_The problem_
Write out every line of the material exactly as it appears.

_Records for this task_
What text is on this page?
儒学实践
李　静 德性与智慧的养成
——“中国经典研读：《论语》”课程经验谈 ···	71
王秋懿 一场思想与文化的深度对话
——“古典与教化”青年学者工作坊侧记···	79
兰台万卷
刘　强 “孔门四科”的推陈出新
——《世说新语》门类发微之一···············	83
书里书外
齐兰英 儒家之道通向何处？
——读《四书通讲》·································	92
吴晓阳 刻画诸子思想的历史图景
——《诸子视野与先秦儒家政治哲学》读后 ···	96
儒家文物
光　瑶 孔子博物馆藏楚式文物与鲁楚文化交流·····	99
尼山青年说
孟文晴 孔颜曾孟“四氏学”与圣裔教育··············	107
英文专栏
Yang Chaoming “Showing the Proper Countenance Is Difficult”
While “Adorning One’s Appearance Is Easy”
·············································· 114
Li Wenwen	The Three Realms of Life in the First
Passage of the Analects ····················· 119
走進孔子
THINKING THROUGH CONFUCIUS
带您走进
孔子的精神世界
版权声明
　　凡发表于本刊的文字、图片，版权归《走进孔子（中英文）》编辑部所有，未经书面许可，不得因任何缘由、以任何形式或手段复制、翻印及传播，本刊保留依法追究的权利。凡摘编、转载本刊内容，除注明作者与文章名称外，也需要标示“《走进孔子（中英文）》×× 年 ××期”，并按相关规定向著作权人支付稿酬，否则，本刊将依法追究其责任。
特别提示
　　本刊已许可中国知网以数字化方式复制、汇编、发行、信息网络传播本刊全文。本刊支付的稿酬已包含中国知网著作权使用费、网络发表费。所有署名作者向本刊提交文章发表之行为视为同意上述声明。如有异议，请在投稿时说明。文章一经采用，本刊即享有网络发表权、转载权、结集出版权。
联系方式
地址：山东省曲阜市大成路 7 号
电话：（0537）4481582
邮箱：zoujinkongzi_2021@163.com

_Complete response_
What text is on this page?
儒学实践
李　静 德性与智慧的养成
——“中国经典研读：《论语》”课程经验谈 ···	71
王秋懿 一场思想与文化的深度对话
——“古典与教化”青年学者工作坊侧记···	79
兰台万卷
刘　强 “孔门四科”的推陈出新
——《世说新语》门类发微之一···············	83
书里书外
齐兰英 儒家之道通向何处？
——读《四书通讲》·································	92
吴晓阳 刻画诸子思想的历史图景
——《诸子视野与先秦儒家政治哲学》读后 ···	96
儒家文物
光　瑶 孔子博物馆藏楚式文物与鲁楚文化交流·····	99
尼山青年说
孟文晴 孔颜曾孟“四氏学”与圣裔教育··············	107
英文专栏
Yang Chaoming “Showing the Proper Countenance Is Difficult”
While “Adorning One’s Appearance Is Easy”
·············································· 114
Li Wenwen	The Three Realms of Life in the First
Passage of the Analects ····················· 119
走進孔子
THINKING THROUGH CONFUCIUS
带您走进
孔子的精神世界
版权声明
　　凡发表于本刊的文字、图片，版权归《走进孔子（中英文）》编辑部所有，未经书面许可，不得因任何缘由、以任何形式或手段复制、翻印及传播，本刊保留依法追究的权利。凡摘编、转载本刊内容，除注明作者与文章名称外，也需要标示“《走进孔子（中英文）》×× 年 ××期”，并按相关规定向著作权人支付稿酬，否则，本刊将依法追究其责任。
特别提示
　　本刊已许可中国知网以数字化方式复制、汇编、发行、信息网络传播本刊全文。本刊支付的稿酬已包含中国知网著作权使用费、网络发表费。所有署名作者向本刊提交文章发表之行为视为同意上述声明。如有异议，请在投稿时说明。文章一经采用，本刊即享有网络发表权、转载权、结集出版权。
联系方式
地址：山东省曲阜市大成路 7 号
电话：（0537）4481582
邮箱：zoujinkongzi_2021@163.com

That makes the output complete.